# [PROBLEM REQUIREMENTS]
Transcribe the entries that follow, word for word.

# [INPUT]
● ● ●

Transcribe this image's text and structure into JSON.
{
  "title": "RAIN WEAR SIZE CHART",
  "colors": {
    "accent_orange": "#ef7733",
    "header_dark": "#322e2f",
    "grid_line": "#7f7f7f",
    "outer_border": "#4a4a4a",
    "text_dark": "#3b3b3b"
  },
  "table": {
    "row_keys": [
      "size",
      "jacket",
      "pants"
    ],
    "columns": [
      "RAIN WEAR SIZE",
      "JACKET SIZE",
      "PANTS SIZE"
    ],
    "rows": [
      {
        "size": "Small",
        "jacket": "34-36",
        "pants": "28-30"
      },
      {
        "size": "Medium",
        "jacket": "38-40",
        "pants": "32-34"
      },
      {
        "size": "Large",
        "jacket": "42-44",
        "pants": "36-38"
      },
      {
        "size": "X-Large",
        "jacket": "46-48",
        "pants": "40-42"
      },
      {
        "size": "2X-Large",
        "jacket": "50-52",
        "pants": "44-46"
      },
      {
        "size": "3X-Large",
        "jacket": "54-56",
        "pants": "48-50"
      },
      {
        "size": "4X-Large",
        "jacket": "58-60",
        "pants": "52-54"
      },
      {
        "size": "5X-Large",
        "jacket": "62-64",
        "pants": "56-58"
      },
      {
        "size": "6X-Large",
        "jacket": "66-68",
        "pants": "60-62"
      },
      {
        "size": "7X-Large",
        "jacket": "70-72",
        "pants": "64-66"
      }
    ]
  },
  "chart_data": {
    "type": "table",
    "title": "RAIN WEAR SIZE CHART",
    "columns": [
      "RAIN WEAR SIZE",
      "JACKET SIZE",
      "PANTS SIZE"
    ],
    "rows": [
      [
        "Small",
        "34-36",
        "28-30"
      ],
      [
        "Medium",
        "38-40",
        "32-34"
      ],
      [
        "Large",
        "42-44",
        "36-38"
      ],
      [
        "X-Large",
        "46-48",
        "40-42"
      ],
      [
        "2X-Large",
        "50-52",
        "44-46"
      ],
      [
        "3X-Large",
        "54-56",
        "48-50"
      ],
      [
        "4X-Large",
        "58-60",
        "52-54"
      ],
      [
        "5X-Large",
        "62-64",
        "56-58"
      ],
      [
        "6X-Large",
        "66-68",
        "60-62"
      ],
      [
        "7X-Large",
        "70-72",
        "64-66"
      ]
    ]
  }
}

● ● ●

# [WRITTEN RESPONSE]
Transcribe this image's text and structure into JSON.
{
  "title": "RAIN WEAR SIZE CHART",
  "colors": {
    "accent_orange": "#ef7733",
    "header_dark": "#322e2f",
    "grid_line": "#7f7f7f",
    "outer_border": "#4a4a4a",
    "text_dark": "#3b3b3b"
  },
  "table": {
    "row_keys": [
      "size",
      "jacket",
      "pants"
    ],
    "columns": [
      "RAIN WEAR SIZE",
      "JACKET SIZE",
      "PANTS SIZE"
    ],
    "rows": [
      {
        "size": "Small",
        "jacket": "34-36",
        "pants": "28-30"
      },
      {
        "size": "Medium",
        "jacket": "38-40",
        "pants": "32-34"
      },
      {
        "size": "Large",
        "jacket": "42-44",
        "pants": "36-38"
      },
      {
        "size": "X-Large",
        "jacket": "46-48",
        "pants": "40-42"
      },
      {
        "size": "2X-Large",
        "jacket": "50-52",
        "pants": "44-46"
      },
      {
        "size": "3X-Large",
        "jacket": "54-56",
        "pants": "48-50"
      },
      {
        "size": "4X-Large",
        "jacket": "58-60",
        "pants": "52-54"
      },
      {
        "size": "5X-Large",
        "jacket": "62-64",
        "pants": "56-58"
      },
      {
        "size": "6X-Large",
        "jacket": "66-68",
        "pants": "60-62"
      },
      {
        "size": "7X-Large",
        "jacket": "70-72",
        "pants": "64-66"
      }
    ]
  },
  "chart_data": {
    "type": "table",
    "title": "RAIN WEAR SIZE CHART",
    "columns": [
      "RAIN WEAR SIZE",
      "JACKET SIZE",
      "PANTS SIZE"
    ],
    "rows": [
      [
        "Small",
        "34-36",
        "28-30"
      ],
      [
        "Medium",
        "38-40",
        "32-34"
      ],
      [
        "Large",
        "42-44",
        "36-38"
      ],
      [
        "X-Large",
        "46-48",
        "40-42"
      ],
      [
        "2X-Large",
        "50-52",
        "44-46"
      ],
      [
        "3X-Large",
        "54-56",
        "48-50"
      ],
      [
        "4X-Large",
        "58-60",
        "52-54"
      ],
      [
        "5X-Large",
        "62-64",
        "56-58"
      ],
      [
        "6X-Large",
        "66-68",
        "60-62"
      ],
      [
        "7X-Large",
        "70-72",
        "64-66"
      ]
    ]
  }
}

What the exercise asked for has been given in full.